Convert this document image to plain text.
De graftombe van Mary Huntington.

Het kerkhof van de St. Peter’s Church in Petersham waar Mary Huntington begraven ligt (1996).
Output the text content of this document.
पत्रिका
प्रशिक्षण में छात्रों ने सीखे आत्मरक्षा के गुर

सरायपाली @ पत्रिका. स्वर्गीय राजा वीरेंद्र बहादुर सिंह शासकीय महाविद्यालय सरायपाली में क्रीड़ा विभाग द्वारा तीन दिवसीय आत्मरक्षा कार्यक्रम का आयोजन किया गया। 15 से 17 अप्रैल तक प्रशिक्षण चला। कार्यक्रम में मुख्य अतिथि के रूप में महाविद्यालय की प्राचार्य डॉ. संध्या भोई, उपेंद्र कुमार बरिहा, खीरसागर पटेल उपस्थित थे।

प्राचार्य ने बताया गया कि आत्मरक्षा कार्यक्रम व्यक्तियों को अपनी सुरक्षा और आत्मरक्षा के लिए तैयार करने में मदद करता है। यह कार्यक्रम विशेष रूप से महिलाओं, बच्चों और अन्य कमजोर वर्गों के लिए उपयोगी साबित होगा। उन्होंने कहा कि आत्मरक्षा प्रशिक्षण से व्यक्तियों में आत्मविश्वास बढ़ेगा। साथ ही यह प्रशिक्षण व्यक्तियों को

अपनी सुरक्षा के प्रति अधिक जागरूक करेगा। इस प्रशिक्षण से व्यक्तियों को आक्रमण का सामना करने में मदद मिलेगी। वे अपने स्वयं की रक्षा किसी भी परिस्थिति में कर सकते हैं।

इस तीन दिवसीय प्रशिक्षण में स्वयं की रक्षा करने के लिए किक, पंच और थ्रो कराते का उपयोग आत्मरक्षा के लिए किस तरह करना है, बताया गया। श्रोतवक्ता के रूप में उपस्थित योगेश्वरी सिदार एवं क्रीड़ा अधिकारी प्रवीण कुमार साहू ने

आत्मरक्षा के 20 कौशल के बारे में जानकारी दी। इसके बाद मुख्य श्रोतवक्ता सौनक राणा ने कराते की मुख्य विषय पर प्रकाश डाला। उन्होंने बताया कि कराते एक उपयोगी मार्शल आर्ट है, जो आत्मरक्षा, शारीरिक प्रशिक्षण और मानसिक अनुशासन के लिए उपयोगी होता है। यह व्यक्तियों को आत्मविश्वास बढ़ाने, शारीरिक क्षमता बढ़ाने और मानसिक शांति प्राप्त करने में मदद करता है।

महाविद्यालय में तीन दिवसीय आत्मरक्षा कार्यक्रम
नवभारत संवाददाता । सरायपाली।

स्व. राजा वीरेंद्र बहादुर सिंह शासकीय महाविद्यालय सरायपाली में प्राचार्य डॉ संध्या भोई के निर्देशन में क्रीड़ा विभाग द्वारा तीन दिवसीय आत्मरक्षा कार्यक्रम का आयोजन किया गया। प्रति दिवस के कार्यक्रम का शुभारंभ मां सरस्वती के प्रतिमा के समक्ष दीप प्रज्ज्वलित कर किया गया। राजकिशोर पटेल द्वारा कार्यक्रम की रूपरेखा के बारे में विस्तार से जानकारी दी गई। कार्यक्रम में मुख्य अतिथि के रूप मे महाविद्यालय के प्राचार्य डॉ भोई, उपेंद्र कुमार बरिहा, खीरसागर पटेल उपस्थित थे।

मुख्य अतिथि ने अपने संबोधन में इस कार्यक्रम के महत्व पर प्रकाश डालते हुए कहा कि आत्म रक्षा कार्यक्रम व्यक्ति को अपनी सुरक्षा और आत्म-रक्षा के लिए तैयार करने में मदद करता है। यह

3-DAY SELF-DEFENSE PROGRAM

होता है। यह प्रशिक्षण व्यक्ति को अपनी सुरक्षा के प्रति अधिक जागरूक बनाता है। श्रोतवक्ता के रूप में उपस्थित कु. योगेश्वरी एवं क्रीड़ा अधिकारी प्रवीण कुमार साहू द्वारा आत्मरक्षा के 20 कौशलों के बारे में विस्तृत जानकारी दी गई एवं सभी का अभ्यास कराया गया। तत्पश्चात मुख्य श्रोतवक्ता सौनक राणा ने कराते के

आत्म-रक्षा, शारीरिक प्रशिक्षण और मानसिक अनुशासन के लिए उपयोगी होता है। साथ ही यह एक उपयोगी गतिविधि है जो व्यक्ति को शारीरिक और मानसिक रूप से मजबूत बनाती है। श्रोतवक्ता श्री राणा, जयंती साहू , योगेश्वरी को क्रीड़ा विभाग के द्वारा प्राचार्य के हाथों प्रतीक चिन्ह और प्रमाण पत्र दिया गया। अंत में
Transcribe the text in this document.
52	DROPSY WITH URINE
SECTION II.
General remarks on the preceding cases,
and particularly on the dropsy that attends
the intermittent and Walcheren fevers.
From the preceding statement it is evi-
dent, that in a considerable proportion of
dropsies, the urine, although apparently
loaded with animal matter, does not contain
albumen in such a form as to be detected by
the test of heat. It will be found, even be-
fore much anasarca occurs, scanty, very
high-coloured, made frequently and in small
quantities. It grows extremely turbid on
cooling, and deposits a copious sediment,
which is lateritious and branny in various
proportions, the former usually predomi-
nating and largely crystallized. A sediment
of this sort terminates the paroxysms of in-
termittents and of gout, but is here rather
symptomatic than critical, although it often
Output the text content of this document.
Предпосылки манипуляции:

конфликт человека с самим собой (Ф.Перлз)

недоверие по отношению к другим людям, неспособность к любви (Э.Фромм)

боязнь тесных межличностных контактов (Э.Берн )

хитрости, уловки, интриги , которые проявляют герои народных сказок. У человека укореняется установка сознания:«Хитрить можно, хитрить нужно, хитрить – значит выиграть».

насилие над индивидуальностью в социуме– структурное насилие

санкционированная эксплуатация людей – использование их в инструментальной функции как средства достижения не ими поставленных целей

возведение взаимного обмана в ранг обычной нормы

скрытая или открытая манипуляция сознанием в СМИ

● ● ●

§ TASK PROMPT:
Print out all the entries precisely as written.

§ REPLY:
Convert this document image to plain text.
De graftombe van Mary Huntington.

Het kerkhof van de St. Peter’s Church in Petersham waar Mary Huntington begraven ligt (1996).
Output the text content of this document.
पत्रिका
प्रशिक्षण में छात्रों ने सीखे आत्मरक्षा के गुर

सरायपाली @ पत्रिका. स्वर्गीय राजा वीरेंद्र बहादुर सिंह शासकीय महाविद्यालय सरायपाली में क्रीड़ा विभाग द्वारा तीन दिवसीय आत्मरक्षा कार्यक्रम का आयोजन किया गया। 15 से 17 अप्रैल तक प्रशिक्षण चला। कार्यक्रम में मुख्य अतिथि के रूप में महाविद्यालय की प्राचार्य डॉ. संध्या भोई, उपेंद्र कुमार बरिहा, खीरसागर पटेल उपस्थित थे।

प्राचार्य ने बताया गया कि आत्मरक्षा कार्यक्रम व्यक्तियों को अपनी सुरक्षा और आत्मरक्षा के लिए तैयार करने में मदद करता है। यह कार्यक्रम विशेष रूप से महिलाओं, बच्चों और अन्य कमजोर वर्गों के लिए उपयोगी साबित होगा। उन्होंने कहा कि आत्मरक्षा प्रशिक्षण से व्यक्तियों में आत्मविश्वास बढ़ेगा। साथ ही यह प्रशिक्षण व्यक्तियों को

अपनी सुरक्षा के प्रति अधिक जागरूक करेगा। इस प्रशिक्षण से व्यक्तियों को आक्रमण का सामना करने में मदद मिलेगी। वे अपने स्वयं की रक्षा किसी भी परिस्थिति में कर सकते हैं।

इस तीन दिवसीय प्रशिक्षण में स्वयं की रक्षा करने के लिए किक, पंच और थ्रो कराते का उपयोग आत्मरक्षा के लिए किस तरह करना है, बताया गया। श्रोतवक्ता के रूप में उपस्थित योगेश्वरी सिदार एवं क्रीड़ा अधिकारी प्रवीण कुमार साहू ने

आत्मरक्षा के 20 कौशल के बारे में जानकारी दी। इसके बाद मुख्य श्रोतवक्ता सौनक राणा ने कराते की मुख्य विषय पर प्रकाश डाला। उन्होंने बताया कि कराते एक उपयोगी मार्शल आर्ट है, जो आत्मरक्षा, शारीरिक प्रशिक्षण और मानसिक अनुशासन के लिए उपयोगी होता है। यह व्यक्तियों को आत्मविश्वास बढ़ाने, शारीरिक क्षमता बढ़ाने और मानसिक शांति प्राप्त करने में मदद करता है।

महाविद्यालय में तीन दिवसीय आत्मरक्षा कार्यक्रम
नवभारत संवाददाता । सरायपाली।

स्व. राजा वीरेंद्र बहादुर सिंह शासकीय महाविद्यालय सरायपाली में प्राचार्य डॉ संध्या भोई के निर्देशन में क्रीड़ा विभाग द्वारा तीन दिवसीय आत्मरक्षा कार्यक्रम का आयोजन किया गया। प्रति दिवस के कार्यक्रम का शुभारंभ मां सरस्वती के प्रतिमा के समक्ष दीप प्रज्ज्वलित कर किया गया। राजकिशोर पटेल द्वारा कार्यक्रम की रूपरेखा के बारे में विस्तार से जानकारी दी गई। कार्यक्रम में मुख्य अतिथि के रूप मे महाविद्यालय के प्राचार्य डॉ भोई, उपेंद्र कुमार बरिहा, खीरसागर पटेल उपस्थित थे।

मुख्य अतिथि ने अपने संबोधन में इस कार्यक्रम के महत्व पर प्रकाश डालते हुए कहा कि आत्म रक्षा कार्यक्रम व्यक्ति को अपनी सुरक्षा और आत्म-रक्षा के लिए तैयार करने में मदद करता है। यह

3-DAY SELF-DEFENSE PROGRAM

होता है। यह प्रशिक्षण व्यक्ति को अपनी सुरक्षा के प्रति अधिक जागरूक बनाता है। श्रोतवक्ता के रूप में उपस्थित कु. योगेश्वरी एवं क्रीड़ा अधिकारी प्रवीण कुमार साहू द्वारा आत्मरक्षा के 20 कौशलों के बारे में विस्तृत जानकारी दी गई एवं सभी का अभ्यास कराया गया। तत्पश्चात मुख्य श्रोतवक्ता सौनक राणा ने कराते के

आत्म-रक्षा, शारीरिक प्रशिक्षण और मानसिक अनुशासन के लिए उपयोगी होता है। साथ ही यह एक उपयोगी गतिविधि है जो व्यक्ति को शारीरिक और मानसिक रूप से मजबूत बनाती है। श्रोतवक्ता श्री राणा, जयंती साहू , योगेश्वरी को क्रीड़ा विभाग के द्वारा प्राचार्य के हाथों प्रतीक चिन्ह और प्रमाण पत्र दिया गया। अंत में
Transcribe the text in this document.
52	DROPSY WITH URINE
SECTION II.
General remarks on the preceding cases,
and particularly on the dropsy that attends
the intermittent and Walcheren fevers.
From the preceding statement it is evi-
dent, that in a considerable proportion of
dropsies, the urine, although apparently
loaded with animal matter, does not contain
albumen in such a form as to be detected by
the test of heat. It will be found, even be-
fore much anasarca occurs, scanty, very
high-coloured, made frequently and in small
quantities. It grows extremely turbid on
cooling, and deposits a copious sediment,
which is lateritious and branny in various
proportions, the former usually predomi-
nating and largely crystallized. A sediment
of this sort terminates the paroxysms of in-
termittents and of gout, but is here rather
symptomatic than critical, although it often
Output the text content of this document.
Предпосылки манипуляции:

конфликт человека с самим собой (Ф.Перлз)

недоверие по отношению к другим людям, неспособность к любви (Э.Фромм)

боязнь тесных межличностных контактов (Э.Берн )

хитрости, уловки, интриги , которые проявляют герои народных сказок. У человека укореняется установка сознания:«Хитрить можно, хитрить нужно, хитрить – значит выиграть».

насилие над индивидуальностью в социуме– структурное насилие

санкционированная эксплуатация людей – использование их в инструментальной функции как средства достижения не ими поставленных целей

возведение взаимного обмана в ранг обычной нормы

скрытая или открытая манипуляция сознанием в СМИ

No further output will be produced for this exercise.